Selected passage

------------------------------------------------

= Moral identity =

Concept in moral psychology

Moral identity is a concept within moral psychology concerning the importance of morality to a person’s identity, typically construed as either a trait-like individual difference, or set of chronically accessible schemas.

== Blasi's model ==
Empirical studies show that reasoning and emotion only moderately predicted moral action. Scholars, such as Blasi, began proposing identity as a motivating factor in moral motivation. Blasi proposed the self model of moral functioning, which described the effects of the judgment of responsibility to perform a moral action, one's sense of moral identity, and the desire for self-consistency on moral action. Blasi also elaborates on the structure of identity and its connection to morality. According to Blasi, there are two aspects that form identity. One aspect focuses on the specific contents that make up the self (objective identity content), which include moral ideals. The second refers to the ways in which identity is subjectively experienced (subjective identity experience). As the subjective side of identity matures, the objective side tends to lean towards internal contents like values, beliefs, and goals, rather than external identity contents like physical aspects, behaviors, and relationships. A mature subjective identity yearns for a greater sense of self-consistency. Therefore, identity would serve as a motivation for moral action.

------------------------------------------------

Task 1
According to the passage on moral identity, which factors does Blasi's self model of moral functioning describe as affecting moral action? List each one.

Items

------------------------------------------------

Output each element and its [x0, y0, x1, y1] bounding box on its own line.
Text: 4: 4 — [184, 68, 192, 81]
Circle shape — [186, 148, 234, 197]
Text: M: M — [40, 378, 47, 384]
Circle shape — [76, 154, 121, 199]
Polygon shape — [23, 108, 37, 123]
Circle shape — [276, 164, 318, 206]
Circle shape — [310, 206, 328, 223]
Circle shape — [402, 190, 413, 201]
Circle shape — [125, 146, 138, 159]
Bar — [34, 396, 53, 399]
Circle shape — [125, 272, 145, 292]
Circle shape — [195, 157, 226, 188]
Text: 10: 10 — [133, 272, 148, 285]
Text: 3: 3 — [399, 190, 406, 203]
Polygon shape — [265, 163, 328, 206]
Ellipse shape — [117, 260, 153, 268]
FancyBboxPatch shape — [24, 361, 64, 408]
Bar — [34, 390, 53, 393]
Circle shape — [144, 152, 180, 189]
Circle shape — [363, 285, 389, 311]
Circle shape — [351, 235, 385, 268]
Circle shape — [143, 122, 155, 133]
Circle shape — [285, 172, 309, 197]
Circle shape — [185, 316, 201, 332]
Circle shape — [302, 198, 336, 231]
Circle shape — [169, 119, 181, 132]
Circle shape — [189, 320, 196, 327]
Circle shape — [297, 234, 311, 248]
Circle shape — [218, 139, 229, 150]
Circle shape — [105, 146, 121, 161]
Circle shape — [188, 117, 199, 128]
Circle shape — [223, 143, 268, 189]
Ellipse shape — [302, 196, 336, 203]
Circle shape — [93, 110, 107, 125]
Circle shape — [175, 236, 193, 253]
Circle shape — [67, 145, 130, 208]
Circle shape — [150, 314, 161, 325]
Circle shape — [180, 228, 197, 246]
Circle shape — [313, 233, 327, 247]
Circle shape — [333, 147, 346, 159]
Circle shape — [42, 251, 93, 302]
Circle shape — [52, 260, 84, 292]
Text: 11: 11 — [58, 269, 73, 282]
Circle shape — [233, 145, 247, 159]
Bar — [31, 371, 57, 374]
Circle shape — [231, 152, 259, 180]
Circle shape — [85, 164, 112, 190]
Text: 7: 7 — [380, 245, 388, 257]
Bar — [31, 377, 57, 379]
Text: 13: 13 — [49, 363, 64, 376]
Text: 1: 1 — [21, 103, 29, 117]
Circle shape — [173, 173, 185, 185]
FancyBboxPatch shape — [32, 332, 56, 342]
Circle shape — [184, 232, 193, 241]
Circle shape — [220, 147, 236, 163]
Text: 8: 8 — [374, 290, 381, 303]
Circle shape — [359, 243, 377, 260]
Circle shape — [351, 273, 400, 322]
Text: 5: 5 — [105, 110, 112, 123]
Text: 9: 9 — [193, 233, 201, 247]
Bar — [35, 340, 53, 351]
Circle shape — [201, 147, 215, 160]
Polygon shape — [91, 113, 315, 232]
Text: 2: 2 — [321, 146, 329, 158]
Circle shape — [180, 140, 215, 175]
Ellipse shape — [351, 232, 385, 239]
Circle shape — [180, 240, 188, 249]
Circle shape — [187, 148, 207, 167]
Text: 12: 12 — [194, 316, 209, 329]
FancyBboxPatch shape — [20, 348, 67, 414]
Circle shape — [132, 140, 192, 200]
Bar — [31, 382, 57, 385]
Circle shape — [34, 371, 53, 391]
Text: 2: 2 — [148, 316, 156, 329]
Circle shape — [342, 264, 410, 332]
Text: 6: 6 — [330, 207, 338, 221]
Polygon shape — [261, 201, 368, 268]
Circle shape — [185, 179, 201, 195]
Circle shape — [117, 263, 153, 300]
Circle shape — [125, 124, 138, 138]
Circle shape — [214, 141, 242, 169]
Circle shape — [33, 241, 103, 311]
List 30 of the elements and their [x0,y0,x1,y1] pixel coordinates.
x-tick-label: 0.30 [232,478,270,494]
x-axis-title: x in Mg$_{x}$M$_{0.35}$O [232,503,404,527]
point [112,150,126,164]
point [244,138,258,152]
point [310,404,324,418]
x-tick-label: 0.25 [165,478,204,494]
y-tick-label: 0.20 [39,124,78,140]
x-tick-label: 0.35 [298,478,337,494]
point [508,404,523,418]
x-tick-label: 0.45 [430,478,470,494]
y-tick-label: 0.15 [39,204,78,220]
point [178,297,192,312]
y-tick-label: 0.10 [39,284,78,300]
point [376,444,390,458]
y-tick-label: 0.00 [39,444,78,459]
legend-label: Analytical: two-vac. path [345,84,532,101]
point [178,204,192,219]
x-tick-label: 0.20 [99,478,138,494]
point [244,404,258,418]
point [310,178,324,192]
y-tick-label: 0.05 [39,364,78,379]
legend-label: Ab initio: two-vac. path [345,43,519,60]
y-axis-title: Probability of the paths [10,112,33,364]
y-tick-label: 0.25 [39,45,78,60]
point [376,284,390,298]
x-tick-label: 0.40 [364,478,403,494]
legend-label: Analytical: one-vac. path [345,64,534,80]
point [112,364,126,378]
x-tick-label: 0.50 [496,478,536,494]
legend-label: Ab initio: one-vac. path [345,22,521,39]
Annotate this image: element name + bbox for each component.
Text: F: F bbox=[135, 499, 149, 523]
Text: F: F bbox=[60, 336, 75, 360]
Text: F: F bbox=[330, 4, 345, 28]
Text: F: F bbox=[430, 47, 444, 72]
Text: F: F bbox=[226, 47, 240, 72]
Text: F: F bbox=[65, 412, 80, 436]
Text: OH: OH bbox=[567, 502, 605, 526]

------------------------------------------------

Task 2
Rewrite the entries from their first line through the line containing "Circle shape — [125, 272, 145, 292]", substituting "Circle" for every "Circle shape" and changing nothing else.

Full output 1
- The judgment of responsibility to perform a moral action
- One's sense of moral identity
- The desire for self-consistency

Full output 2
Output each element and its [x0, y0, x1, y1] bounding box on its own line.
Text: 4: 4 — [184, 68, 192, 81]
Circle — [186, 148, 234, 197]
Text: M: M — [40, 378, 47, 384]
Circle — [76, 154, 121, 199]
Polygon shape — [23, 108, 37, 123]
Circle — [276, 164, 318, 206]
Circle — [310, 206, 328, 223]
Circle — [402, 190, 413, 201]
Circle — [125, 146, 138, 159]
Bar — [34, 396, 53, 399]
Circle — [125, 272, 145, 292]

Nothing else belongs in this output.